===== Entries supplied
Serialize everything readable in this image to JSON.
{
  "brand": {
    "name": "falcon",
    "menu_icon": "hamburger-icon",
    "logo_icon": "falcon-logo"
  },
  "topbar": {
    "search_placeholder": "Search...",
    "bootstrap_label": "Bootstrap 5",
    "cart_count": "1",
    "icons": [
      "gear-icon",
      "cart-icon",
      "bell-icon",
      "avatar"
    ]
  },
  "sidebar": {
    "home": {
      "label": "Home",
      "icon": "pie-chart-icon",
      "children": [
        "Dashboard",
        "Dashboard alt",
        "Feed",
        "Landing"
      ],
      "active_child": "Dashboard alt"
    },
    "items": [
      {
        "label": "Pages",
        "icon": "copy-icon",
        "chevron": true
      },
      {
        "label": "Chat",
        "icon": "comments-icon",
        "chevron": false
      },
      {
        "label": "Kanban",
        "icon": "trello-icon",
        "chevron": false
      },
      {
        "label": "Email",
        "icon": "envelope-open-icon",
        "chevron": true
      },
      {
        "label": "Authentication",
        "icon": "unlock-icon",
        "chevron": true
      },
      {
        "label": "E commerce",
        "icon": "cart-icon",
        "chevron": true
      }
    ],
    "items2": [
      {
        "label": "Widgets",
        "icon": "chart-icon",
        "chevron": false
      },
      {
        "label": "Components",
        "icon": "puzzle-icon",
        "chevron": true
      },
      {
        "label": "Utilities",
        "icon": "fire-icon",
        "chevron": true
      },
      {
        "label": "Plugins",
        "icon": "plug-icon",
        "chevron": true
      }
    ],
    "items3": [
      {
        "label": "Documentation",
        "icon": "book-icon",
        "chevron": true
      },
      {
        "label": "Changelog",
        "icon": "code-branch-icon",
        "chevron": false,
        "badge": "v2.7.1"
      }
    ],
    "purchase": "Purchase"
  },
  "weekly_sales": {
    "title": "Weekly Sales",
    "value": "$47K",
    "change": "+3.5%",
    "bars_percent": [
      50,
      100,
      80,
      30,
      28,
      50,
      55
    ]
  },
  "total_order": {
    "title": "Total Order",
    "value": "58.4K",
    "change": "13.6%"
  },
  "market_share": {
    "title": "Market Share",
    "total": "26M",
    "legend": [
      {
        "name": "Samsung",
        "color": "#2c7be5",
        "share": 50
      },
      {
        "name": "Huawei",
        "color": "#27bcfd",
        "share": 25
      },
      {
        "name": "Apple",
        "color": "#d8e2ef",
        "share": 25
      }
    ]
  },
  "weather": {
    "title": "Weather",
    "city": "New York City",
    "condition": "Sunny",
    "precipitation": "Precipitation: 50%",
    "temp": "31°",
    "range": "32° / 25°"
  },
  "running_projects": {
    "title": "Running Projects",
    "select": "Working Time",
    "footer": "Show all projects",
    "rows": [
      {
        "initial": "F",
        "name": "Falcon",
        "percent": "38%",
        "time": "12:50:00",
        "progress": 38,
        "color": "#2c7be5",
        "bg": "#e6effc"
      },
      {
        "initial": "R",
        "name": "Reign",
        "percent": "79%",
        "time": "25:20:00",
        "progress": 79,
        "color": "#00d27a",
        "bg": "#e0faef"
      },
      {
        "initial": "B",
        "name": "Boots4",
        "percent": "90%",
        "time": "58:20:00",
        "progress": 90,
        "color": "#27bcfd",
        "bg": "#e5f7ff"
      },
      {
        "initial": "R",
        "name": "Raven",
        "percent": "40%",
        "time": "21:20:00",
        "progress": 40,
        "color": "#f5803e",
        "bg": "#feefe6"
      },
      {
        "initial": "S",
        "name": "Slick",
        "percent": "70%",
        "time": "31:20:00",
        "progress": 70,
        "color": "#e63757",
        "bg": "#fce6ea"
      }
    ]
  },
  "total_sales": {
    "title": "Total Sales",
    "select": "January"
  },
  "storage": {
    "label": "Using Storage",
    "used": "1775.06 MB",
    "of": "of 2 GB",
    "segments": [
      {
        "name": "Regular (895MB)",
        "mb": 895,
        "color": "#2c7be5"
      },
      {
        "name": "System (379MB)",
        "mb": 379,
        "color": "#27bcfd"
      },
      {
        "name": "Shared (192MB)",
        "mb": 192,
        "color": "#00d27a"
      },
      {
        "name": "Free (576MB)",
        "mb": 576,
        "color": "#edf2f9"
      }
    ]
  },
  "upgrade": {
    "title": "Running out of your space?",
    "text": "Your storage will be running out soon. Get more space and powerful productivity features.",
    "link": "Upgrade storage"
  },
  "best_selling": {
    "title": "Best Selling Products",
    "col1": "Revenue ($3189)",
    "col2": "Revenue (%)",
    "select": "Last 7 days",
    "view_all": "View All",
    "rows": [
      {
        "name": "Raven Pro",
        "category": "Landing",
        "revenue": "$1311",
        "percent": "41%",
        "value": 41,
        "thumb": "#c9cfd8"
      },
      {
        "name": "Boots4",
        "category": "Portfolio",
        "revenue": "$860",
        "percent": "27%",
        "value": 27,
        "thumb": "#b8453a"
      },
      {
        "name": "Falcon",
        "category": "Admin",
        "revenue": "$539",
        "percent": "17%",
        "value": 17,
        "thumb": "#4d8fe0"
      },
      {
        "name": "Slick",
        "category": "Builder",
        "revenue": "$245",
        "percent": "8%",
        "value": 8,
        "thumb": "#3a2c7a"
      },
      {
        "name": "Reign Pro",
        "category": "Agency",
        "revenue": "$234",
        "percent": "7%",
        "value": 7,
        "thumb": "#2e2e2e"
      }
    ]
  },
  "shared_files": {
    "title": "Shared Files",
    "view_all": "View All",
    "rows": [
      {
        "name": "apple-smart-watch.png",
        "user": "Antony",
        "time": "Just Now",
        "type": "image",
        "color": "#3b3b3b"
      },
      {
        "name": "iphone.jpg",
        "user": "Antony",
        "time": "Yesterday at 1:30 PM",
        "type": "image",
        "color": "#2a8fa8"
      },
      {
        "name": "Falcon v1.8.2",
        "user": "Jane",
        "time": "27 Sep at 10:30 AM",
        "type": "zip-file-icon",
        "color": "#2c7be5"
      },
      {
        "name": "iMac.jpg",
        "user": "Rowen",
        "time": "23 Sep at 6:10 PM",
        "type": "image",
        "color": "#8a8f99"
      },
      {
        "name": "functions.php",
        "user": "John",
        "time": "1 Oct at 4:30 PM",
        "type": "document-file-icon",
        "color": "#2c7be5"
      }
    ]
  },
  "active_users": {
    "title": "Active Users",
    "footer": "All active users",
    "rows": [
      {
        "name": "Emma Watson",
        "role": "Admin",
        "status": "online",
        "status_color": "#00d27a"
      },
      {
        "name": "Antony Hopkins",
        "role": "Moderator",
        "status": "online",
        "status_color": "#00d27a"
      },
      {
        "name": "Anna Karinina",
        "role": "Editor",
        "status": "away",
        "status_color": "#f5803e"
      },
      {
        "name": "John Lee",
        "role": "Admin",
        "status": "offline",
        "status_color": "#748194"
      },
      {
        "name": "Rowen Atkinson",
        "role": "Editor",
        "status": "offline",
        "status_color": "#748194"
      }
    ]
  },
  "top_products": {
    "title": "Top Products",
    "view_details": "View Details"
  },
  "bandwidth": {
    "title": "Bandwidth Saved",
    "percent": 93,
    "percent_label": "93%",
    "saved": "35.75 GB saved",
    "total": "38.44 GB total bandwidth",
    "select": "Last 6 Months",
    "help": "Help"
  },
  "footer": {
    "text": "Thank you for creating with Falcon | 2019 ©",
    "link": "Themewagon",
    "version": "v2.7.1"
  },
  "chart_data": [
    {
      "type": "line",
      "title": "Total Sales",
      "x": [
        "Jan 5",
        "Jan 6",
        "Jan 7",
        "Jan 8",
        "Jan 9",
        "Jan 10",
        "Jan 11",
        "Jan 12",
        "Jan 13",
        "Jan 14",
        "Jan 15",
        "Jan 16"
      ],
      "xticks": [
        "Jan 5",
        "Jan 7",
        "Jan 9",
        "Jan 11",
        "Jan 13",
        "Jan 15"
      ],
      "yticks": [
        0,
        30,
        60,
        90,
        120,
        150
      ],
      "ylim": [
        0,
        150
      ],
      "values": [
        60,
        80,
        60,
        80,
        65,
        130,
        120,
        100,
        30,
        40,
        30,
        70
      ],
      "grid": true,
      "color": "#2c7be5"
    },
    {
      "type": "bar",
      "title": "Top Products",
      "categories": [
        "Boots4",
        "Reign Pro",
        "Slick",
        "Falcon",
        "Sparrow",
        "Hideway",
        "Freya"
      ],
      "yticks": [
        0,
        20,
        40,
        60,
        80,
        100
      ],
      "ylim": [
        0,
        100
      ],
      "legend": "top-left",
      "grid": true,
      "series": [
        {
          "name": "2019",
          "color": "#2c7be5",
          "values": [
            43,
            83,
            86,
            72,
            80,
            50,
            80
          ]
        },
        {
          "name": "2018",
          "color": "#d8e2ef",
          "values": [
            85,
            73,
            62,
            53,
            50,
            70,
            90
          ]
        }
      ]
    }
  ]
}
==========
===== Entries supplied
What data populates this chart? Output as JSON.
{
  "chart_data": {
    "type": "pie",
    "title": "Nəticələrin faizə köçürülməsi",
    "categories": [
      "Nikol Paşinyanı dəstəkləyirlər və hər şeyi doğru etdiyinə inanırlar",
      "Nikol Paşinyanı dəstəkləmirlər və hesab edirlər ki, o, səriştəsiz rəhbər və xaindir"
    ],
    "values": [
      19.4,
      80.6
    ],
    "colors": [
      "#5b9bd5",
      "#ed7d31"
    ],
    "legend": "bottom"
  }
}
==========
===== Entries supplied
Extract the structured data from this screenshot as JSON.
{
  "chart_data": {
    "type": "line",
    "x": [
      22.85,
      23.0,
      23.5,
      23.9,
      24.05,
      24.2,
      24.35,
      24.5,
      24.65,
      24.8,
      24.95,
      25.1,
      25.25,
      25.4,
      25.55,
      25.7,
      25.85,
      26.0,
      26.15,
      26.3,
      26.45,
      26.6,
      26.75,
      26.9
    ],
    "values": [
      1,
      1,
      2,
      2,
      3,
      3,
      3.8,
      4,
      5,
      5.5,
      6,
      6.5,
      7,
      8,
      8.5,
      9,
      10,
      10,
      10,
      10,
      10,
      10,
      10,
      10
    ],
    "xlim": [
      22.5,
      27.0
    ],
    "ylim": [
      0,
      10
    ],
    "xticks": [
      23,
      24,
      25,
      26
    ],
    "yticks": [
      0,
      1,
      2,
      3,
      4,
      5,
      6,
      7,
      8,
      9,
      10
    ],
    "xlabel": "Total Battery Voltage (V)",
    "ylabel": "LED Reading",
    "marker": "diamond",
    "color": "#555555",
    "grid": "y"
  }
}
==========
What is needed:
Check every line of the data, and copy the ones that contain "this".

Task result:
Serialize everything readable in this image to JSON.
What data populates this chart? Output as JSON.
Extract the structured data from this screenshot as JSON.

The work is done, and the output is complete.